> _Your instructions_:
Strip the pictures and reproduce the rest of the listing exactly.

> _Records for processing_:
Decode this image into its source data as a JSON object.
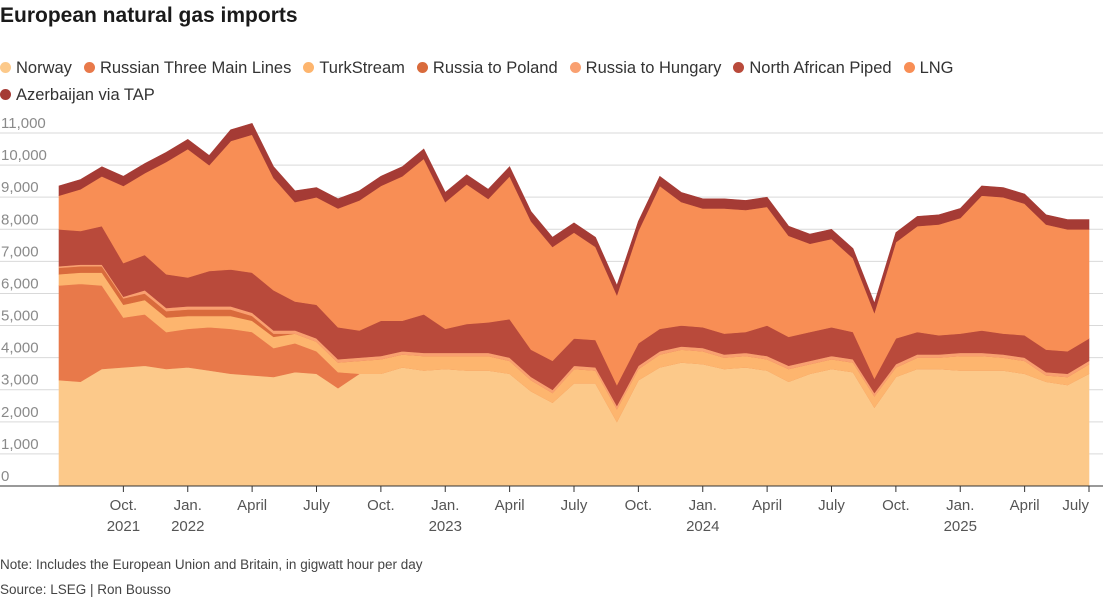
{
  "chart_data": {
    "type": "area",
    "stacked": true,
    "title": "European natural gas imports",
    "note": "Note: Includes the European Union and Britain, in gigwatt hour per day",
    "source": "Source: LSEG | Ron Bousso",
    "ylim": [
      0,
      11000
    ],
    "yticks": [
      0,
      1000,
      2000,
      3000,
      4000,
      5000,
      6000,
      7000,
      8000,
      9000,
      10000,
      11000
    ],
    "ytick_labels": [
      "0",
      "1,000",
      "2,000",
      "3,000",
      "4,000",
      "5,000",
      "6,000",
      "7,000",
      "8,000",
      "9,000",
      "10,000",
      "11,000"
    ],
    "grid": true,
    "legend_position": "top",
    "xticks": [
      {
        "x": "2021-10",
        "line1": "Oct.",
        "line2": "2021"
      },
      {
        "x": "2022-01",
        "line1": "Jan.",
        "line2": "2022"
      },
      {
        "x": "2022-04",
        "line1": "April",
        "line2": ""
      },
      {
        "x": "2022-07",
        "line1": "July",
        "line2": ""
      },
      {
        "x": "2022-10",
        "line1": "Oct.",
        "line2": ""
      },
      {
        "x": "2023-01",
        "line1": "Jan.",
        "line2": "2023"
      },
      {
        "x": "2023-04",
        "line1": "April",
        "line2": ""
      },
      {
        "x": "2023-07",
        "line1": "July",
        "line2": ""
      },
      {
        "x": "2023-10",
        "line1": "Oct.",
        "line2": ""
      },
      {
        "x": "2024-01",
        "line1": "Jan.",
        "line2": "2024"
      },
      {
        "x": "2024-04",
        "line1": "April",
        "line2": ""
      },
      {
        "x": "2024-07",
        "line1": "July",
        "line2": ""
      },
      {
        "x": "2024-10",
        "line1": "Oct.",
        "line2": ""
      },
      {
        "x": "2025-01",
        "line1": "Jan.",
        "line2": "2025"
      },
      {
        "x": "2025-04",
        "line1": "April",
        "line2": ""
      },
      {
        "x": "2025-07",
        "line1": "July",
        "line2": ""
      }
    ],
    "x": [
      "2021-07",
      "2021-08",
      "2021-09",
      "2021-10",
      "2021-11",
      "2021-12",
      "2022-01",
      "2022-02",
      "2022-03",
      "2022-04",
      "2022-05",
      "2022-06",
      "2022-07",
      "2022-08",
      "2022-09",
      "2022-10",
      "2022-11",
      "2022-12",
      "2023-01",
      "2023-02",
      "2023-03",
      "2023-04",
      "2023-05",
      "2023-06",
      "2023-07",
      "2023-08",
      "2023-09",
      "2023-10",
      "2023-11",
      "2023-12",
      "2024-01",
      "2024-02",
      "2024-03",
      "2024-04",
      "2024-05",
      "2024-06",
      "2024-07",
      "2024-08",
      "2024-09",
      "2024-10",
      "2024-11",
      "2024-12",
      "2025-01",
      "2025-02",
      "2025-03",
      "2025-04",
      "2025-05",
      "2025-06",
      "2025-07"
    ],
    "series": [
      {
        "name": "Norway",
        "color": "#fcc98a",
        "values": [
          3300,
          3250,
          3650,
          3700,
          3750,
          3650,
          3700,
          3600,
          3500,
          3450,
          3400,
          3550,
          3500,
          3050,
          3500,
          3500,
          3700,
          3600,
          3650,
          3600,
          3600,
          3500,
          2950,
          2600,
          3200,
          3200,
          2000,
          3300,
          3700,
          3850,
          3800,
          3650,
          3700,
          3600,
          3250,
          3500,
          3650,
          3550,
          2450,
          3400,
          3650,
          3650,
          3600,
          3600,
          3600,
          3500,
          3250,
          3150,
          3500
        ]
      },
      {
        "name": "Russian Three Main Lines",
        "color": "#e8794a",
        "values": [
          2950,
          3050,
          2600,
          1550,
          1600,
          1150,
          1200,
          1350,
          1400,
          1350,
          900,
          900,
          700,
          500,
          0,
          0,
          0,
          0,
          0,
          0,
          0,
          0,
          0,
          0,
          0,
          0,
          0,
          0,
          0,
          0,
          0,
          0,
          0,
          0,
          0,
          0,
          0,
          0,
          0,
          0,
          0,
          0,
          0,
          0,
          0,
          0,
          0,
          0,
          0
        ]
      },
      {
        "name": "TurkStream",
        "color": "#fdb56e",
        "values": [
          350,
          350,
          400,
          400,
          450,
          450,
          400,
          350,
          400,
          350,
          350,
          300,
          300,
          300,
          400,
          450,
          400,
          450,
          400,
          450,
          450,
          400,
          350,
          300,
          450,
          400,
          400,
          350,
          400,
          400,
          400,
          350,
          350,
          350,
          400,
          300,
          300,
          300,
          350,
          300,
          350,
          350,
          450,
          450,
          400,
          400,
          200,
          250,
          300
        ]
      },
      {
        "name": "Russia to Poland",
        "color": "#d96b3c",
        "values": [
          200,
          200,
          200,
          200,
          200,
          200,
          200,
          200,
          200,
          150,
          100,
          0,
          0,
          0,
          0,
          0,
          0,
          0,
          0,
          0,
          0,
          0,
          0,
          0,
          0,
          0,
          0,
          0,
          0,
          0,
          0,
          0,
          0,
          0,
          0,
          0,
          0,
          0,
          0,
          0,
          0,
          0,
          0,
          0,
          0,
          0,
          0,
          0,
          0
        ]
      },
      {
        "name": "Russia to Hungary",
        "color": "#f9a070",
        "values": [
          50,
          50,
          50,
          50,
          100,
          100,
          100,
          100,
          100,
          100,
          100,
          100,
          100,
          100,
          100,
          100,
          100,
          100,
          100,
          100,
          100,
          100,
          100,
          100,
          100,
          100,
          100,
          100,
          100,
          100,
          100,
          100,
          100,
          100,
          100,
          100,
          100,
          100,
          100,
          100,
          100,
          100,
          100,
          100,
          100,
          100,
          100,
          100,
          100
        ]
      },
      {
        "name": "North African Piped",
        "color": "#b94a3b",
        "values": [
          1150,
          1050,
          1200,
          1050,
          1100,
          1050,
          900,
          1100,
          1150,
          1250,
          1250,
          900,
          1050,
          1000,
          850,
          1100,
          950,
          1200,
          750,
          900,
          950,
          1200,
          850,
          900,
          850,
          850,
          650,
          700,
          700,
          650,
          650,
          650,
          650,
          950,
          900,
          900,
          900,
          850,
          450,
          800,
          700,
          600,
          600,
          700,
          650,
          700,
          700,
          700,
          700
        ]
      },
      {
        "name": "LNG",
        "color": "#f88e55",
        "values": [
          1050,
          1300,
          1550,
          2400,
          2550,
          3500,
          4000,
          3300,
          4000,
          4300,
          3500,
          3100,
          3350,
          3700,
          4050,
          4200,
          4500,
          4850,
          3950,
          4350,
          3850,
          4450,
          4000,
          3550,
          3300,
          2900,
          2800,
          3500,
          4450,
          3850,
          3700,
          3900,
          3800,
          3700,
          3150,
          2750,
          2750,
          2300,
          2050,
          3000,
          3300,
          3450,
          3600,
          4200,
          4250,
          4100,
          3900,
          3800,
          3400
        ]
      },
      {
        "name": "Azerbaijan via TAP",
        "color": "#a53b35",
        "values": [
          300,
          300,
          300,
          300,
          300,
          300,
          300,
          300,
          350,
          350,
          350,
          350,
          300,
          300,
          300,
          300,
          300,
          300,
          300,
          300,
          300,
          300,
          300,
          300,
          300,
          300,
          300,
          300,
          300,
          300,
          300,
          300,
          300,
          300,
          300,
          300,
          300,
          300,
          300,
          300,
          300,
          300,
          300,
          300,
          300,
          300,
          300,
          300,
          300
        ]
      }
    ]
  }
}
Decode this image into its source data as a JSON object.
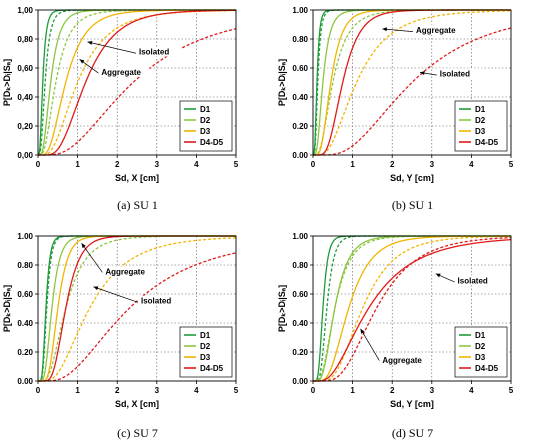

> _Written reply_:
Decode this image into its source data as a JSON object.
{
  "chart_data": {
    "type": "area",
    "stacked": true,
    "title": "European natural gas imports",
    "note": "Note: Includes the European Union and Britain, in gigwatt hour per day",
    "source": "Source: LSEG | Ron Bousso",
    "ylim": [
      0,
      11000
    ],
    "yticks": [
      0,
      1000,
      2000,
      3000,
      4000,
      5000,
      6000,
      7000,
      8000,
      9000,
      10000,
      11000
    ],
    "ytick_labels": [
      "0",
      "1,000",
      "2,000",
      "3,000",
      "4,000",
      "5,000",
      "6,000",
      "7,000",
      "8,000",
      "9,000",
      "10,000",
      "11,000"
    ],
    "grid": true,
    "legend_position": "top",
    "xticks": [
      {
        "x": "2021-10",
        "line1": "Oct.",
        "line2": "2021"
      },
      {
        "x": "2022-01",
        "line1": "Jan.",
        "line2": "2022"
      },
      {
        "x": "2022-04",
        "line1": "April",
        "line2": ""
      },
      {
        "x": "2022-07",
        "line1": "July",
        "line2": ""
      },
      {
        "x": "2022-10",
        "line1": "Oct.",
        "line2": ""
      },
      {
        "x": "2023-01",
        "line1": "Jan.",
        "line2": "2023"
      },
      {
        "x": "2023-04",
        "line1": "April",
        "line2": ""
      },
      {
        "x": "2023-07",
        "line1": "July",
        "line2": ""
      },
      {
        "x": "2023-10",
        "line1": "Oct.",
        "line2": ""
      },
      {
        "x": "2024-01",
        "line1": "Jan.",
        "line2": "2024"
      },
      {
        "x": "2024-04",
        "line1": "April",
        "line2": ""
      },
      {
        "x": "2024-07",
        "line1": "July",
        "line2": ""
      },
      {
        "x": "2024-10",
        "line1": "Oct.",
        "line2": ""
      },
      {
        "x": "2025-01",
        "line1": "Jan.",
        "line2": "2025"
      },
      {
        "x": "2025-04",
        "line1": "April",
        "line2": ""
      },
      {
        "x": "2025-07",
        "line1": "July",
        "line2": ""
      }
    ],
    "x": [
      "2021-07",
      "2021-08",
      "2021-09",
      "2021-10",
      "2021-11",
      "2021-12",
      "2022-01",
      "2022-02",
      "2022-03",
      "2022-04",
      "2022-05",
      "2022-06",
      "2022-07",
      "2022-08",
      "2022-09",
      "2022-10",
      "2022-11",
      "2022-12",
      "2023-01",
      "2023-02",
      "2023-03",
      "2023-04",
      "2023-05",
      "2023-06",
      "2023-07",
      "2023-08",
      "2023-09",
      "2023-10",
      "2023-11",
      "2023-12",
      "2024-01",
      "2024-02",
      "2024-03",
      "2024-04",
      "2024-05",
      "2024-06",
      "2024-07",
      "2024-08",
      "2024-09",
      "2024-10",
      "2024-11",
      "2024-12",
      "2025-01",
      "2025-02",
      "2025-03",
      "2025-04",
      "2025-05",
      "2025-06",
      "2025-07"
    ],
    "series": [
      {
        "name": "Norway",
        "color": "#fcc98a",
        "values": [
          3300,
          3250,
          3650,
          3700,
          3750,
          3650,
          3700,
          3600,
          3500,
          3450,
          3400,
          3550,
          3500,
          3050,
          3500,
          3500,
          3700,
          3600,
          3650,
          3600,
          3600,
          3500,
          2950,
          2600,
          3200,
          3200,
          2000,
          3300,
          3700,
          3850,
          3800,
          3650,
          3700,
          3600,
          3250,
          3500,
          3650,
          3550,
          2450,
          3400,
          3650,
          3650,
          3600,
          3600,
          3600,
          3500,
          3250,
          3150,
          3500
        ]
      },
      {
        "name": "Russian Three Main Lines",
        "color": "#e8794a",
        "values": [
          2950,
          3050,
          2600,
          1550,
          1600,
          1150,
          1200,
          1350,
          1400,
          1350,
          900,
          900,
          700,
          500,
          0,
          0,
          0,
          0,
          0,
          0,
          0,
          0,
          0,
          0,
          0,
          0,
          0,
          0,
          0,
          0,
          0,
          0,
          0,
          0,
          0,
          0,
          0,
          0,
          0,
          0,
          0,
          0,
          0,
          0,
          0,
          0,
          0,
          0,
          0
        ]
      },
      {
        "name": "TurkStream",
        "color": "#fdb56e",
        "values": [
          350,
          350,
          400,
          400,
          450,
          450,
          400,
          350,
          400,
          350,
          350,
          300,
          300,
          300,
          400,
          450,
          400,
          450,
          400,
          450,
          450,
          400,
          350,
          300,
          450,
          400,
          400,
          350,
          400,
          400,
          400,
          350,
          350,
          350,
          400,
          300,
          300,
          300,
          350,
          300,
          350,
          350,
          450,
          450,
          400,
          400,
          200,
          250,
          300
        ]
      },
      {
        "name": "Russia to Poland",
        "color": "#d96b3c",
        "values": [
          200,
          200,
          200,
          200,
          200,
          200,
          200,
          200,
          200,
          150,
          100,
          0,
          0,
          0,
          0,
          0,
          0,
          0,
          0,
          0,
          0,
          0,
          0,
          0,
          0,
          0,
          0,
          0,
          0,
          0,
          0,
          0,
          0,
          0,
          0,
          0,
          0,
          0,
          0,
          0,
          0,
          0,
          0,
          0,
          0,
          0,
          0,
          0,
          0
        ]
      },
      {
        "name": "Russia to Hungary",
        "color": "#f9a070",
        "values": [
          50,
          50,
          50,
          50,
          100,
          100,
          100,
          100,
          100,
          100,
          100,
          100,
          100,
          100,
          100,
          100,
          100,
          100,
          100,
          100,
          100,
          100,
          100,
          100,
          100,
          100,
          100,
          100,
          100,
          100,
          100,
          100,
          100,
          100,
          100,
          100,
          100,
          100,
          100,
          100,
          100,
          100,
          100,
          100,
          100,
          100,
          100,
          100,
          100
        ]
      },
      {
        "name": "North African Piped",
        "color": "#b94a3b",
        "values": [
          1150,
          1050,
          1200,
          1050,
          1100,
          1050,
          900,
          1100,
          1150,
          1250,
          1250,
          900,
          1050,
          1000,
          850,
          1100,
          950,
          1200,
          750,
          900,
          950,
          1200,
          850,
          900,
          850,
          850,
          650,
          700,
          700,
          650,
          650,
          650,
          650,
          950,
          900,
          900,
          900,
          850,
          450,
          800,
          700,
          600,
          600,
          700,
          650,
          700,
          700,
          700,
          700
        ]
      },
      {
        "name": "LNG",
        "color": "#f88e55",
        "values": [
          1050,
          1300,
          1550,
          2400,
          2550,
          3500,
          4000,
          3300,
          4000,
          4300,
          3500,
          3100,
          3350,
          3700,
          4050,
          4200,
          4500,
          4850,
          3950,
          4350,
          3850,
          4450,
          4000,
          3550,
          3300,
          2900,
          2800,
          3500,
          4450,
          3850,
          3700,
          3900,
          3800,
          3700,
          3150,
          2750,
          2750,
          2300,
          2050,
          3000,
          3300,
          3450,
          3600,
          4200,
          4250,
          4100,
          3900,
          3800,
          3400
        ]
      },
      {
        "name": "Azerbaijan via TAP",
        "color": "#a53b35",
        "values": [
          300,
          300,
          300,
          300,
          300,
          300,
          300,
          300,
          350,
          350,
          350,
          350,
          300,
          300,
          300,
          300,
          300,
          300,
          300,
          300,
          300,
          300,
          300,
          300,
          300,
          300,
          300,
          300,
          300,
          300,
          300,
          300,
          300,
          300,
          300,
          300,
          300,
          300,
          300,
          300,
          300,
          300,
          300,
          300,
          300,
          300,
          300,
          300,
          300
        ]
      }
    ]
  }
}
Decode this image into its source data as a JSON object.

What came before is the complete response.